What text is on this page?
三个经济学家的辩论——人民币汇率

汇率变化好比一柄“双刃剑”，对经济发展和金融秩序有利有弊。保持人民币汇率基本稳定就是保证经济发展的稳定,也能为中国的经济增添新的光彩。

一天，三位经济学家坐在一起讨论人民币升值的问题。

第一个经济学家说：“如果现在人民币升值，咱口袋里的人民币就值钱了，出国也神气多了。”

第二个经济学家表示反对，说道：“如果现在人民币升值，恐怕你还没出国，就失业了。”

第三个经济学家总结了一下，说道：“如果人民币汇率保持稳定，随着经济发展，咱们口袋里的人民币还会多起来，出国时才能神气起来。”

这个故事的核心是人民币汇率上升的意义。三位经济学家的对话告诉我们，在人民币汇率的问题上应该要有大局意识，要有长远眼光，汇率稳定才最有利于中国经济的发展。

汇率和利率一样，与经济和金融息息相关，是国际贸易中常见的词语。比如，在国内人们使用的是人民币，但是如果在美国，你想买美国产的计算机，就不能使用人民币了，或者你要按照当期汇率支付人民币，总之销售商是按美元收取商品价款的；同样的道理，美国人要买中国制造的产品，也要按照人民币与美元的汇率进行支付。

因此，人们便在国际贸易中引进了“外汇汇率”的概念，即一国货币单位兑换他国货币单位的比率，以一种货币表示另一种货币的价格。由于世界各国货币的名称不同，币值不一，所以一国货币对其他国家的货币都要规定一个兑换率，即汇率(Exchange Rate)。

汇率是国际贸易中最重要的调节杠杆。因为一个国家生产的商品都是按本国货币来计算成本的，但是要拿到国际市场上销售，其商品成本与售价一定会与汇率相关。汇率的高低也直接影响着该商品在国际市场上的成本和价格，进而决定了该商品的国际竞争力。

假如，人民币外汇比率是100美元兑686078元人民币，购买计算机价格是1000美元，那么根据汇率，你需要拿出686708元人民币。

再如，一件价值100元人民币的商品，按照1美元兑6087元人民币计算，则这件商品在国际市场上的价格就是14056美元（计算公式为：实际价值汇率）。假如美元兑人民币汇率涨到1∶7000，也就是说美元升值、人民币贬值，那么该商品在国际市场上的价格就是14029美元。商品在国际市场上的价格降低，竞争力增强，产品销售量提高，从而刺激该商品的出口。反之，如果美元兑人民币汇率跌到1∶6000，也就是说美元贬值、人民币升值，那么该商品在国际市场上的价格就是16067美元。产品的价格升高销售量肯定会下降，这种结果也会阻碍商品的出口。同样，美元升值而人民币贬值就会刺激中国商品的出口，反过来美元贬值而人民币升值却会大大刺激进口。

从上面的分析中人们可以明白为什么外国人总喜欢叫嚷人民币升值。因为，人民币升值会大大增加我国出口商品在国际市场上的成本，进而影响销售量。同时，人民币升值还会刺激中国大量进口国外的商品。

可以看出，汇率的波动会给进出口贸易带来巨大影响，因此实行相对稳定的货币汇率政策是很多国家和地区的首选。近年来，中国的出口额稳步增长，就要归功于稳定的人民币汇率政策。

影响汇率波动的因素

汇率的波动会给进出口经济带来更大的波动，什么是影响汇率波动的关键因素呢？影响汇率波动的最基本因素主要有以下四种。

(Given exercise):
Your task is to output the full set of records exactly as presented.

(Exercise output):
What text is on this page?
三个经济学家的辩论——人民币汇率

汇率变化好比一柄“双刃剑”，对经济发展和金融秩序有利有弊。保持人民币汇率基本稳定就是保证经济发展的稳定,也能为中国的经济增添新的光彩。

一天，三位经济学家坐在一起讨论人民币升值的问题。

第一个经济学家说：“如果现在人民币升值，咱口袋里的人民币就值钱了，出国也神气多了。”

第二个经济学家表示反对，说道：“如果现在人民币升值，恐怕你还没出国，就失业了。”

第三个经济学家总结了一下，说道：“如果人民币汇率保持稳定，随着经济发展，咱们口袋里的人民币还会多起来，出国时才能神气起来。”

这个故事的核心是人民币汇率上升的意义。三位经济学家的对话告诉我们，在人民币汇率的问题上应该要有大局意识，要有长远眼光，汇率稳定才最有利于中国经济的发展。

汇率和利率一样，与经济和金融息息相关，是国际贸易中常见的词语。比如，在国内人们使用的是人民币，但是如果在美国，你想买美国产的计算机，就不能使用人民币了，或者你要按照当期汇率支付人民币，总之销售商是按美元收取商品价款的；同样的道理，美国人要买中国制造的产品，也要按照人民币与美元的汇率进行支付。

因此，人们便在国际贸易中引进了“外汇汇率”的概念，即一国货币单位兑换他国货币单位的比率，以一种货币表示另一种货币的价格。由于世界各国货币的名称不同，币值不一，所以一国货币对其他国家的货币都要规定一个兑换率，即汇率(Exchange Rate)。

汇率是国际贸易中最重要的调节杠杆。因为一个国家生产的商品都是按本国货币来计算成本的，但是要拿到国际市场上销售，其商品成本与售价一定会与汇率相关。汇率的高低也直接影响着该商品在国际市场上的成本和价格，进而决定了该商品的国际竞争力。

假如，人民币外汇比率是100美元兑686078元人民币，购买计算机价格是1000美元，那么根据汇率，你需要拿出686708元人民币。

再如，一件价值100元人民币的商品，按照1美元兑6087元人民币计算，则这件商品在国际市场上的价格就是14056美元（计算公式为：实际价值汇率）。假如美元兑人民币汇率涨到1∶7000，也就是说美元升值、人民币贬值，那么该商品在国际市场上的价格就是14029美元。商品在国际市场上的价格降低，竞争力增强，产品销售量提高，从而刺激该商品的出口。反之，如果美元兑人民币汇率跌到1∶6000，也就是说美元贬值、人民币升值，那么该商品在国际市场上的价格就是16067美元。产品的价格升高销售量肯定会下降，这种结果也会阻碍商品的出口。同样，美元升值而人民币贬值就会刺激中国商品的出口，反过来美元贬值而人民币升值却会大大刺激进口。

从上面的分析中人们可以明白为什么外国人总喜欢叫嚷人民币升值。因为，人民币升值会大大增加我国出口商品在国际市场上的成本，进而影响销售量。同时，人民币升值还会刺激中国大量进口国外的商品。

可以看出，汇率的波动会给进出口贸易带来巨大影响，因此实行相对稳定的货币汇率政策是很多国家和地区的首选。近年来，中国的出口额稳步增长，就要归功于稳定的人民币汇率政策。

影响汇率波动的因素

汇率的波动会给进出口经济带来更大的波动，什么是影响汇率波动的关键因素呢？影响汇率波动的最基本因素主要有以下四种。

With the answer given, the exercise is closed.